## Exercise input
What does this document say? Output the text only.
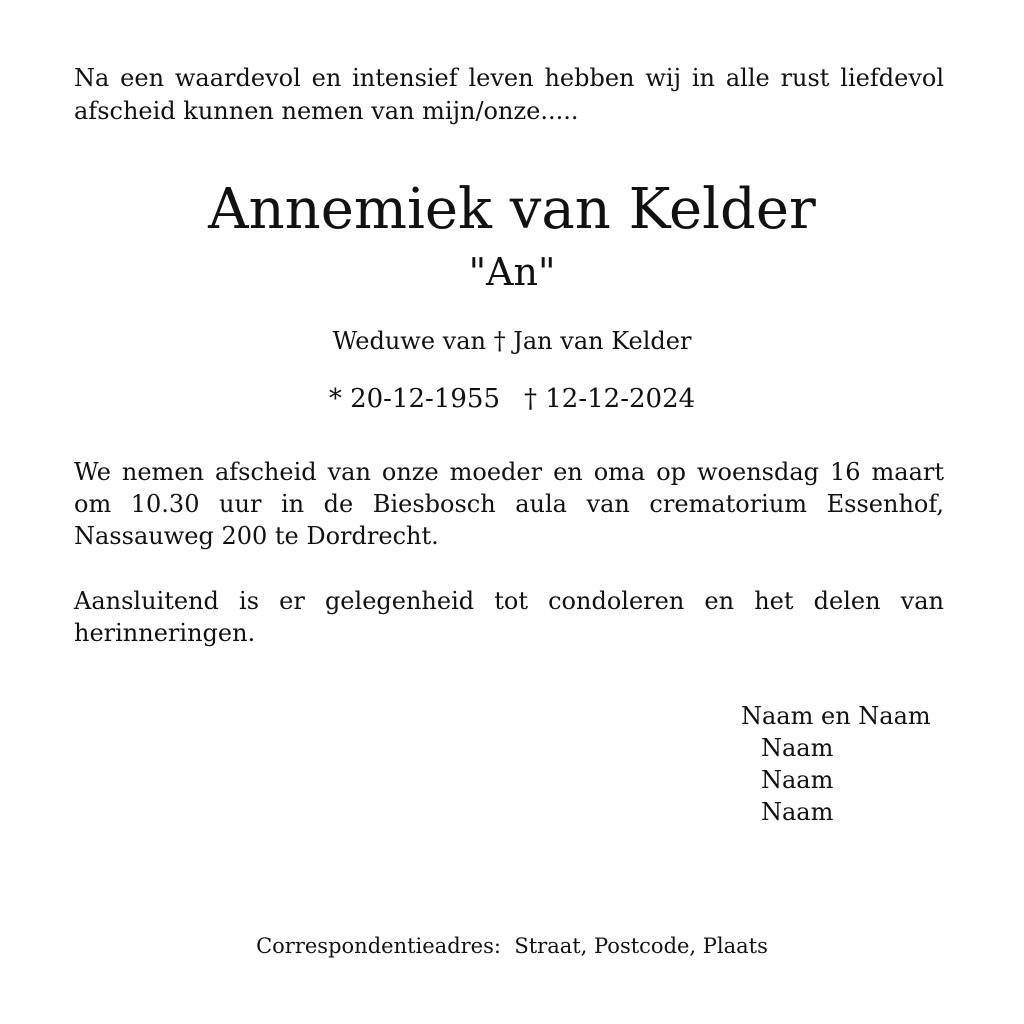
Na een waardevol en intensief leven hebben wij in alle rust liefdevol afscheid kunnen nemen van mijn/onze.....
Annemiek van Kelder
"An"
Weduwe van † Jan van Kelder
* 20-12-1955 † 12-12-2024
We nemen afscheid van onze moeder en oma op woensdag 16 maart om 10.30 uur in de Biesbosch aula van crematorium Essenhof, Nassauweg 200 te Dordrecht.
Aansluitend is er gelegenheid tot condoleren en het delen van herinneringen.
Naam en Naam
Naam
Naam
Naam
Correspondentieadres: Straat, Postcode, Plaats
==
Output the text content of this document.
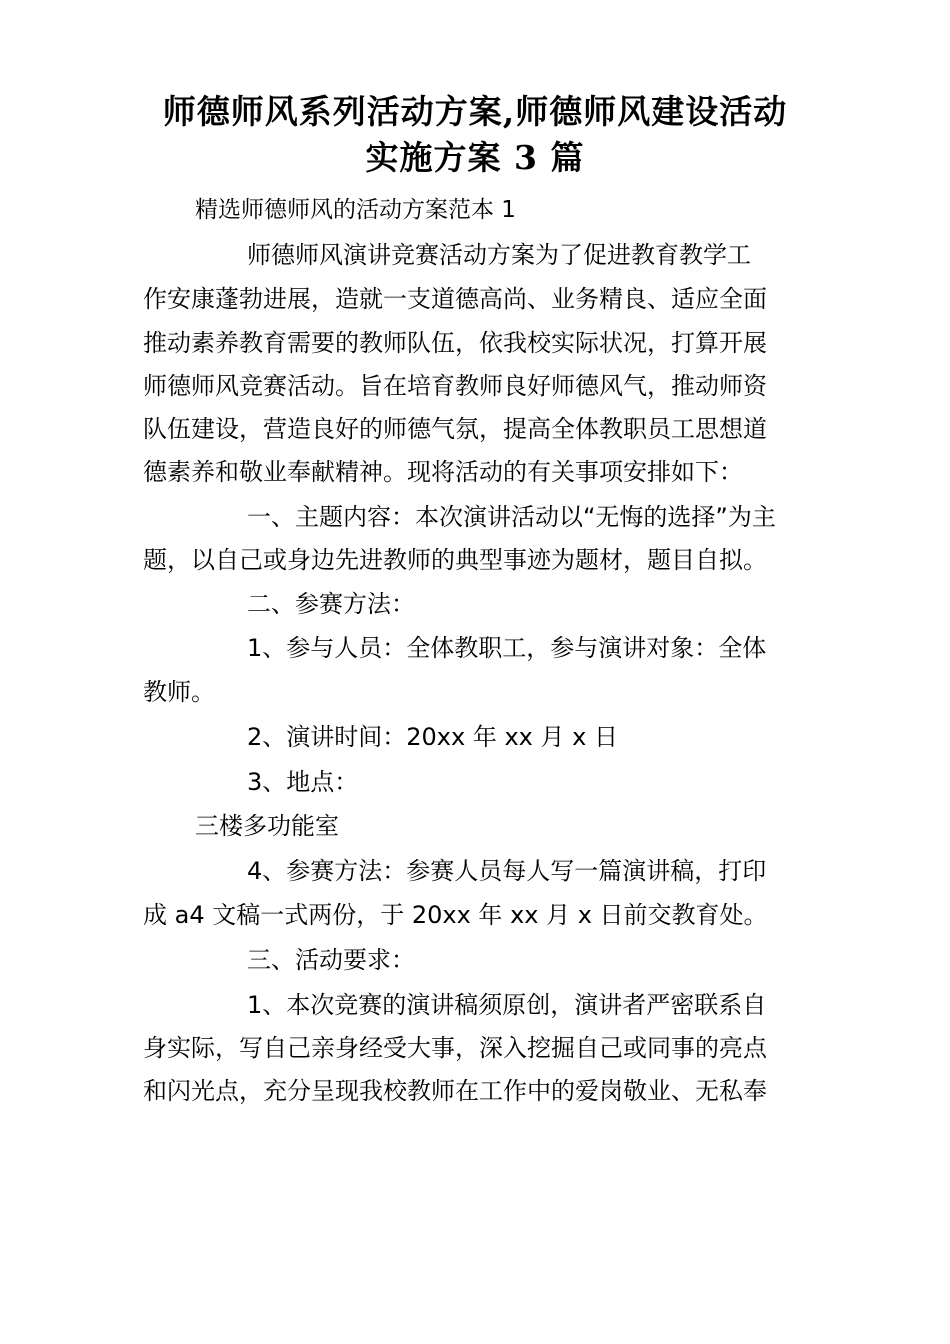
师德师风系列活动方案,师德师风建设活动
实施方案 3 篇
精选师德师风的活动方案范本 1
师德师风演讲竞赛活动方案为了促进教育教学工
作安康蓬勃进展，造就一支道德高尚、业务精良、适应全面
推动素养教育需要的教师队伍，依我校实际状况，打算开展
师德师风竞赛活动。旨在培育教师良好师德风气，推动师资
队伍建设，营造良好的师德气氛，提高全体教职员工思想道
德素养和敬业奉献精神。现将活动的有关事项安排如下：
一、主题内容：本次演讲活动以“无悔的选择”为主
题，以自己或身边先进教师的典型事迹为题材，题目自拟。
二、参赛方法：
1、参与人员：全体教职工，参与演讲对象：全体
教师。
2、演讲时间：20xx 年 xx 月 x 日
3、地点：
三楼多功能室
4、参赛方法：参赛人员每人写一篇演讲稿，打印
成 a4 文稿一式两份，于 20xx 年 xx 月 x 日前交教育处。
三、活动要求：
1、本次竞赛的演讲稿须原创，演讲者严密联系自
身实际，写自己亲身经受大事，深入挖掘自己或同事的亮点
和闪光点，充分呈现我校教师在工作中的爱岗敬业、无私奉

## Exercise prompt
Show every line of the records above that contains the word "text".

## Expected answer
What does this document say? Output the text only.
Output the text content of this document.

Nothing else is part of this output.